◆ Recorded data
* * * * *
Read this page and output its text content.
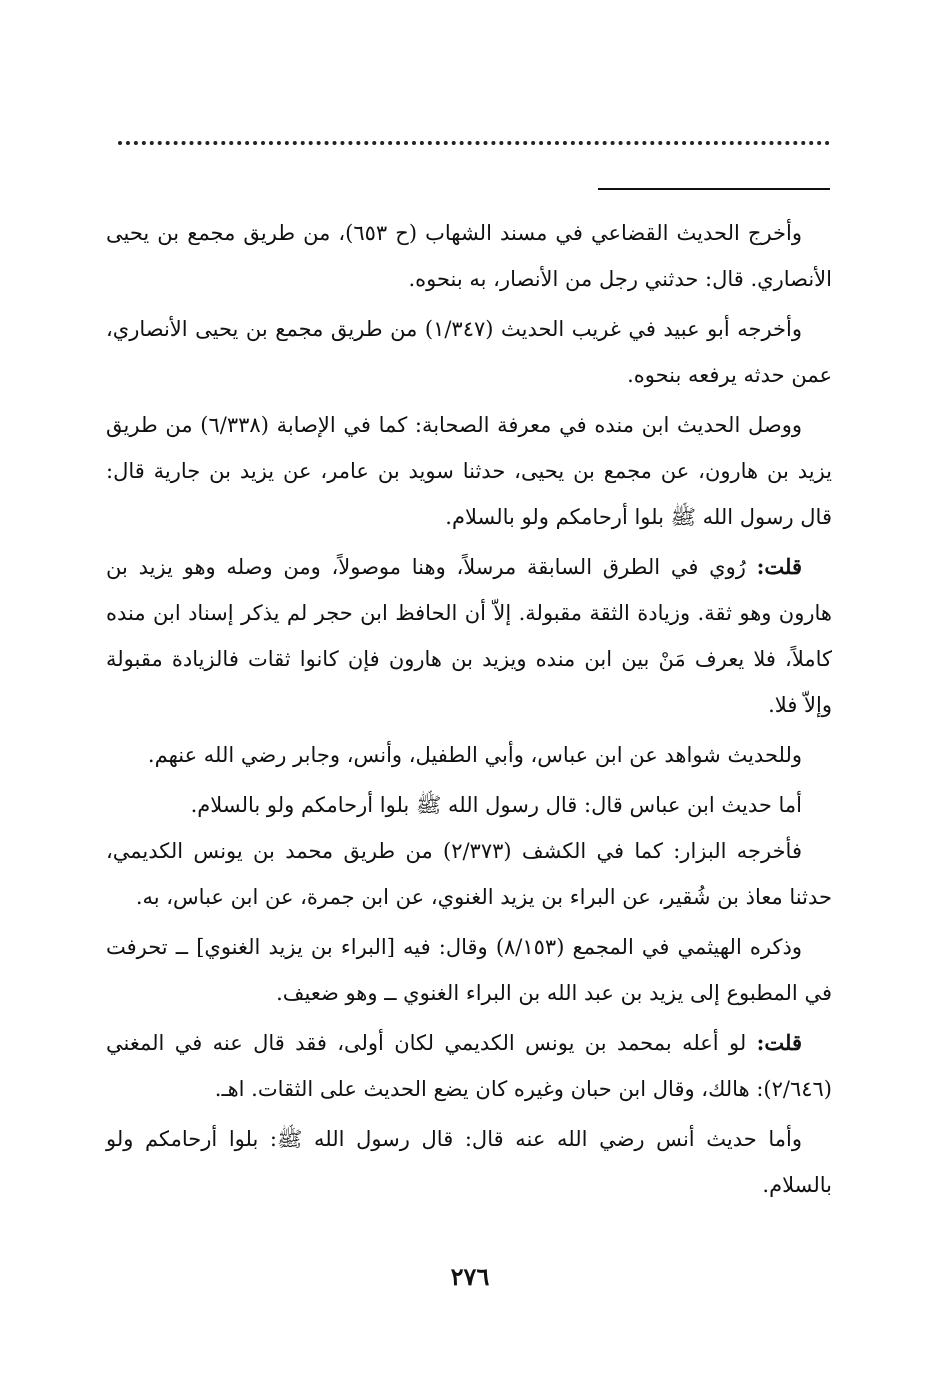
وأخرج الحديث القضاعي في مسند الشهاب (ح ٦٥٣)، من طريق مجمع بن يحيى الأنصاري. قال: حدثني رجل من الأنصار، به بنحوه.

وأخرجه أبو عبيد في غريب الحديث (١/٣٤٧) من طريق مجمع بن يحيى الأنصاري، عمن حدثه يرفعه بنحوه.

ووصل الحديث ابن منده في معرفة الصحابة: كما في الإصابة (٦/٣٣٨) من طريق يزيد بن هارون، عن مجمع بن يحيى، حدثنا سويد بن عامر، عن يزيد بن جارية قال: قال رسول الله ﷺ بلوا أرحامكم ولو بالسلام.

قلت: رُوي في الطرق السابقة مرسلاً، وهنا موصولاً، ومن وصله وهو يزيد بن هارون وهو ثقة. وزيادة الثقة مقبولة. إلاّ أن الحافظ ابن حجر لم يذكر إسناد ابن منده كاملاً، فلا يعرف مَنْ بين ابن منده ويزيد بن هارون فإن كانوا ثقات فالزيادة مقبولة وإلاّ فلا.

وللحديث شواهد عن ابن عباس، وأبي الطفيل، وأنس، وجابر رضي الله عنهم.

أما حديث ابن عباس قال: قال رسول الله ﷺ بلوا أرحامكم ولو بالسلام.

فأخرجه البزار: كما في الكشف (٢/٣٧٣) من طريق محمد بن يونس الكديمي، حدثنا معاذ بن شُقير، عن البراء بن يزيد الغنوي، عن ابن جمرة، عن ابن عباس، به.

وذكره الهيثمي في المجمع (٨/١٥٣) وقال: فيه [البراء بن يزيد الغنوي] ــ تحرفت في المطبوع إلى يزيد بن عبد الله بن البراء الغنوي ــ وهو ضعيف.

قلت: لو أعله بمحمد بن يونس الكديمي لكان أولى، فقد قال عنه في المغني (٢/٦٤٦): هالك، وقال ابن حبان وغيره كان يضع الحديث على الثقات. اهـ.

وأما حديث أنس رضي الله عنه قال: قال رسول الله ﷺ: بلوا أرحامكم ولو بالسلام.

٢٧٦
* * * * *
◆ What you should do
Which lines in the records above contain the string "بنحوه"? Copy each one.

◆ Output of the task
وأخرج الحديث القضاعي في مسند الشهاب (ح ٦٥٣)، من طريق مجمع بن يحيى الأنصاري. قال: حدثني رجل من الأنصار، به بنحوه.
وأخرجه أبو عبيد في غريب الحديث (١/٣٤٧) من طريق مجمع بن يحيى الأنصاري، عمن حدثه يرفعه بنحوه.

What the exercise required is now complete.